begin Material to process
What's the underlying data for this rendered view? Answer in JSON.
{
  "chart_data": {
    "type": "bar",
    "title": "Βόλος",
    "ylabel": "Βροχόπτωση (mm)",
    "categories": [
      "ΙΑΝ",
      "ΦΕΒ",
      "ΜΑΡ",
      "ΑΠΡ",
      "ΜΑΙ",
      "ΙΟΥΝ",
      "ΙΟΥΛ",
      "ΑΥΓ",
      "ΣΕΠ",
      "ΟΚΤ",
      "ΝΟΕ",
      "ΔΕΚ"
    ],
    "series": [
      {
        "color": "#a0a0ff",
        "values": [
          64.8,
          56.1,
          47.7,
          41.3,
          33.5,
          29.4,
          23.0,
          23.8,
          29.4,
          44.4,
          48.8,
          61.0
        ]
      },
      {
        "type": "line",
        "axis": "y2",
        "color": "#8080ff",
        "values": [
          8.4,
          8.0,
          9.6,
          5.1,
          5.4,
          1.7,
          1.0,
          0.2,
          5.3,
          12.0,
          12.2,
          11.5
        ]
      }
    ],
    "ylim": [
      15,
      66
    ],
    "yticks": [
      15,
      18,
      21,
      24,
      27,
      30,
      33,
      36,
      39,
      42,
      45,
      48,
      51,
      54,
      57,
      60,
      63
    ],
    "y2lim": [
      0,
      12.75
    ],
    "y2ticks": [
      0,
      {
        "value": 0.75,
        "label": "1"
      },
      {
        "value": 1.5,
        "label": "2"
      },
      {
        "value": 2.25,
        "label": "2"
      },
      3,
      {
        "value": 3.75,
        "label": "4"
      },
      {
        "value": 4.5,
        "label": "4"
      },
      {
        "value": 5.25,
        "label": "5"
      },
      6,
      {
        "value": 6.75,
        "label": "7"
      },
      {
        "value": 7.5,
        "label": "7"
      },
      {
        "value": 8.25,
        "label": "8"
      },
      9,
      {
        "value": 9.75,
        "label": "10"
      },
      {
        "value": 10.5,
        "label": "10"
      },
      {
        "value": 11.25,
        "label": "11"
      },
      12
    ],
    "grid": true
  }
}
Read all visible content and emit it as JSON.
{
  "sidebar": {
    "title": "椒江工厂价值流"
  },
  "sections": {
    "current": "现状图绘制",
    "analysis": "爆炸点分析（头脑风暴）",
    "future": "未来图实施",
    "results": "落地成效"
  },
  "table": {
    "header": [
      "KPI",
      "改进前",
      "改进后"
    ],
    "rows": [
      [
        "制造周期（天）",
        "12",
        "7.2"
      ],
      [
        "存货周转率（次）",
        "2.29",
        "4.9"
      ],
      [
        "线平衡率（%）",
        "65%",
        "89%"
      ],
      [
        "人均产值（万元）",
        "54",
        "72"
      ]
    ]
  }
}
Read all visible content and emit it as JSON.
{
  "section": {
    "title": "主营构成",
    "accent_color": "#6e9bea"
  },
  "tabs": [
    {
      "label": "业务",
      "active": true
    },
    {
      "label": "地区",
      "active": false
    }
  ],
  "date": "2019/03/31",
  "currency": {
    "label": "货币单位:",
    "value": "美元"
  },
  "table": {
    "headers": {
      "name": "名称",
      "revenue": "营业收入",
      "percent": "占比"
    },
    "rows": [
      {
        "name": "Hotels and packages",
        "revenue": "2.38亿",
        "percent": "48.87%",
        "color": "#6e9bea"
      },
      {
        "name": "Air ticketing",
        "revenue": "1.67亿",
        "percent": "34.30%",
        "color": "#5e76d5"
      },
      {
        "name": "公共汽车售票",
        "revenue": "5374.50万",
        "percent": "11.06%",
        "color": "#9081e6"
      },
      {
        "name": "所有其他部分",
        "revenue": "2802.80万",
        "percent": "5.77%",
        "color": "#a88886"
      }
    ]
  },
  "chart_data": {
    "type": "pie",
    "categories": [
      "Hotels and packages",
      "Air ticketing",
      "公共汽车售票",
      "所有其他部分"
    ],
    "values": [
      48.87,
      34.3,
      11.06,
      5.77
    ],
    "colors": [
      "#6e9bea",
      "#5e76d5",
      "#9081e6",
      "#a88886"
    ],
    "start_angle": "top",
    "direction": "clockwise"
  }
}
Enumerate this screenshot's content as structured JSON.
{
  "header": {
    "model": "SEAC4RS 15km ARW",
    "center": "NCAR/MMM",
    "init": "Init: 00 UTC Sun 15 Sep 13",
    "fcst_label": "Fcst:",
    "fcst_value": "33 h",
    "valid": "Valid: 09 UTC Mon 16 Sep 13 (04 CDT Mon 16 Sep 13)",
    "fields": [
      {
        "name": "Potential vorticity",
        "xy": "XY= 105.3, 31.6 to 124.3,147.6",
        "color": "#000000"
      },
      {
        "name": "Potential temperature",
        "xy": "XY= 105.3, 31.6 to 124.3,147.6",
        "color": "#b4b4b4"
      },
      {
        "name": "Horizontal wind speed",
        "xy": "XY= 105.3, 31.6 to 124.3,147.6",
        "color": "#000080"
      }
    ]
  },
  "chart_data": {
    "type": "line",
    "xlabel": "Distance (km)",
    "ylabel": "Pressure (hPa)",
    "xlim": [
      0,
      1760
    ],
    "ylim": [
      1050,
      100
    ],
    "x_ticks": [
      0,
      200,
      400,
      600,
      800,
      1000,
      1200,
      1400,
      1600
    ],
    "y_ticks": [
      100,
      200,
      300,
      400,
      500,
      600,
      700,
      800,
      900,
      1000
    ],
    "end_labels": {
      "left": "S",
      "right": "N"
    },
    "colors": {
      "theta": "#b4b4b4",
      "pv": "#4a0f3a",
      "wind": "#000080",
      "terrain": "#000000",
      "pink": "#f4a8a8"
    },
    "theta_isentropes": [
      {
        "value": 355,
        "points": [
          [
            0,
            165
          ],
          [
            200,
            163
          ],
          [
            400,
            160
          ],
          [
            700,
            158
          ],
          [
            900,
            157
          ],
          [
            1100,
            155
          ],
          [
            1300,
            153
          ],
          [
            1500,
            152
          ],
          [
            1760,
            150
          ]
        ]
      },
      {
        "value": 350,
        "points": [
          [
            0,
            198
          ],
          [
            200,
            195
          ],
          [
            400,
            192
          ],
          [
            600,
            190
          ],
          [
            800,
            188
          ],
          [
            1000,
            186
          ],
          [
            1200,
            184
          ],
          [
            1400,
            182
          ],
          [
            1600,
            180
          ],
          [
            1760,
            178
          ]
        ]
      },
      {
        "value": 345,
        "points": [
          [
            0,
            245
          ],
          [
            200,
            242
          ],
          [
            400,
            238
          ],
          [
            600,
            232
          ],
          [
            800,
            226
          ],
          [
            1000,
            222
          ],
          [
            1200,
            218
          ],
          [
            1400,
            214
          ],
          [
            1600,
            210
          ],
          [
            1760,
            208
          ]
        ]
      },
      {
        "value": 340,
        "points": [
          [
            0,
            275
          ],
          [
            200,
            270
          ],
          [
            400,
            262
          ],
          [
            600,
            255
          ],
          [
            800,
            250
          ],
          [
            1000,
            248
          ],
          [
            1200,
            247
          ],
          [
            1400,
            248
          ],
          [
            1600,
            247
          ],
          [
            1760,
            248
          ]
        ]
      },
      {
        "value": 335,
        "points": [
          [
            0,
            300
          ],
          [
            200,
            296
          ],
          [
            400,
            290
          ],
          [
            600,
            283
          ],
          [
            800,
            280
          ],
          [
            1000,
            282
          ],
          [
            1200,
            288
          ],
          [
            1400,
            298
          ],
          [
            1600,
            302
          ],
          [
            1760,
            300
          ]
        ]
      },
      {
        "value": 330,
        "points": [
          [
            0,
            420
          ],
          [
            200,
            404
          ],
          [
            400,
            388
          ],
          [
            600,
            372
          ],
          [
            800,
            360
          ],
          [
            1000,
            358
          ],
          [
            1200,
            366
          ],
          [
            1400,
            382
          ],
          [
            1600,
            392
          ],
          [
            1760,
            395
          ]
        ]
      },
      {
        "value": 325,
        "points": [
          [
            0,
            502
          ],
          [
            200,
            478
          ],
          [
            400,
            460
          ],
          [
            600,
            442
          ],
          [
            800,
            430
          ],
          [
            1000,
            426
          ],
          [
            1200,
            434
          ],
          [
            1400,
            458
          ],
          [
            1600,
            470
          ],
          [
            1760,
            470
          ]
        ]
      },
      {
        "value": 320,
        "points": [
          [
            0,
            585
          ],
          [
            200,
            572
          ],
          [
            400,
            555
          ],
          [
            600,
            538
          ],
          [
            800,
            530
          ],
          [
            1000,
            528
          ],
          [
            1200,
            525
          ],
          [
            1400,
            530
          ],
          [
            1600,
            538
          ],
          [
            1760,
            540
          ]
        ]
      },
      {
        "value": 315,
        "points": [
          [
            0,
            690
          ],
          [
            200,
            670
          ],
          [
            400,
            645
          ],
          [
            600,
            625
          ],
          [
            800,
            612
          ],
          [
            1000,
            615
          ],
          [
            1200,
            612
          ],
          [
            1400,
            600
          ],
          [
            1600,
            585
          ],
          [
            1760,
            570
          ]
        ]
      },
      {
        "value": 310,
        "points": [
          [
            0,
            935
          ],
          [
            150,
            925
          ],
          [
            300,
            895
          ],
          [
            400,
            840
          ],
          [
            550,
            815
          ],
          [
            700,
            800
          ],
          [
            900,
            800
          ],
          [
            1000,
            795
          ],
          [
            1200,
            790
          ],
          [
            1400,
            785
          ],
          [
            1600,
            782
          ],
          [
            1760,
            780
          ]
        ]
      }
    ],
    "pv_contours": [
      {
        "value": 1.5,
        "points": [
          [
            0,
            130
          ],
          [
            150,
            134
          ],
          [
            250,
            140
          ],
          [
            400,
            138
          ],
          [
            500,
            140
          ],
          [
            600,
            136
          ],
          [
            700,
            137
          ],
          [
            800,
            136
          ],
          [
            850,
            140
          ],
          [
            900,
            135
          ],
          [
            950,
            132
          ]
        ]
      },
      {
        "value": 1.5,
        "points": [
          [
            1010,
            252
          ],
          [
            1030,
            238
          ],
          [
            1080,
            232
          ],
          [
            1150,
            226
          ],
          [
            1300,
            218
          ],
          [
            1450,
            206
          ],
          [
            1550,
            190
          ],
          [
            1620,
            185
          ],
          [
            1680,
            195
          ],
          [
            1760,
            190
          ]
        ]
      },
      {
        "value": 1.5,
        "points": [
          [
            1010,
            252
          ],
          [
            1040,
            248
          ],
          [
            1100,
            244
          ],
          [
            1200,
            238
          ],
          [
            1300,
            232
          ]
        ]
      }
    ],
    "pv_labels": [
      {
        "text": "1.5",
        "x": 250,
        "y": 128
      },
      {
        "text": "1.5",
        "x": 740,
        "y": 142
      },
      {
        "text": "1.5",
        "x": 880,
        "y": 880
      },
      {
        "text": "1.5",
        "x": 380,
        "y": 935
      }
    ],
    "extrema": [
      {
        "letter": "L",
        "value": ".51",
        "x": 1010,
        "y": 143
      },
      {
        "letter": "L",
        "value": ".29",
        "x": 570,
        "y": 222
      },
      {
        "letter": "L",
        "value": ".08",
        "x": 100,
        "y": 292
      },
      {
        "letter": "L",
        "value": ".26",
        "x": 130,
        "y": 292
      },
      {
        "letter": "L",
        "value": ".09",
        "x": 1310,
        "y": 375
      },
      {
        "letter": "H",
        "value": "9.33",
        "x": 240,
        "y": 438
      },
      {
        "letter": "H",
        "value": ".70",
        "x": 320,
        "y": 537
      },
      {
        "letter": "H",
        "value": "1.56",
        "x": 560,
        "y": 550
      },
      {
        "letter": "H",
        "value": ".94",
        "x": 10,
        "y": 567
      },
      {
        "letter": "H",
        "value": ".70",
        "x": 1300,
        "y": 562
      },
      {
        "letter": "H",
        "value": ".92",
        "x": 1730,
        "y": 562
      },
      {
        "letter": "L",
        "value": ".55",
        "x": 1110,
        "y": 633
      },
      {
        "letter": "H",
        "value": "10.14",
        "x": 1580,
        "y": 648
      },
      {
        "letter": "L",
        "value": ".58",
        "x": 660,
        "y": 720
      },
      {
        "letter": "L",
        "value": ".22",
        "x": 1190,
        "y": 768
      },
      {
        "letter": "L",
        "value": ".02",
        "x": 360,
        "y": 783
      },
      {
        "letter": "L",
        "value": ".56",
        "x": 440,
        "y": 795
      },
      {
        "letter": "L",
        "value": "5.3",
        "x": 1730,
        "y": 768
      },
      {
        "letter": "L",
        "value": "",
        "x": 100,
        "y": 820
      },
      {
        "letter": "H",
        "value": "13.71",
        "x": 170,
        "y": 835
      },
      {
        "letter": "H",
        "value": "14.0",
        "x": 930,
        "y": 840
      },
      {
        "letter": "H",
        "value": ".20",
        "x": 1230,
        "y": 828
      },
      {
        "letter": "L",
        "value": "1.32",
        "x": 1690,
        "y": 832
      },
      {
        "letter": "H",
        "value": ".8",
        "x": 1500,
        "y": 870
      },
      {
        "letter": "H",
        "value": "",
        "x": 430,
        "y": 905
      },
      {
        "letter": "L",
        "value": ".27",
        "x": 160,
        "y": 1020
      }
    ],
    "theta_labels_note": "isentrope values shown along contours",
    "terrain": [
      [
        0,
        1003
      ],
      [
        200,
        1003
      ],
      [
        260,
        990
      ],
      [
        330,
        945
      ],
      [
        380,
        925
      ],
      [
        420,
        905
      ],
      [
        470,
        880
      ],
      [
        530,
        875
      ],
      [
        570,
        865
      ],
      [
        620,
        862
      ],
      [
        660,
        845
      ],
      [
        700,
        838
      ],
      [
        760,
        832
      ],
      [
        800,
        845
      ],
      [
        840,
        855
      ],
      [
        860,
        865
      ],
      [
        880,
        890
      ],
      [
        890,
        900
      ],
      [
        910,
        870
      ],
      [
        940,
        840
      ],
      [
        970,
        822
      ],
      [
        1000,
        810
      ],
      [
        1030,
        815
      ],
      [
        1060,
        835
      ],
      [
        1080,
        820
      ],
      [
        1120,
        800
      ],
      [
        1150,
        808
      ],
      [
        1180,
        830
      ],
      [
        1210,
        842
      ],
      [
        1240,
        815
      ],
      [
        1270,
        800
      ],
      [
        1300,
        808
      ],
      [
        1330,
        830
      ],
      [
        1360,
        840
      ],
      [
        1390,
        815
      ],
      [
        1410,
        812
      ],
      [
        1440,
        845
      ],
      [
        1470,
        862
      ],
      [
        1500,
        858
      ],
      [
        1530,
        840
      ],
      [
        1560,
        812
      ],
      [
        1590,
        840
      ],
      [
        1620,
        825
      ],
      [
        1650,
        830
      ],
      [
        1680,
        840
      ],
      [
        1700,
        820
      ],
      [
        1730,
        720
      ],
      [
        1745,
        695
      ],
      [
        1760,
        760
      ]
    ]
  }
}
end Material to process
Work out how many lines above contain the word "Hotels". Give only the number.

2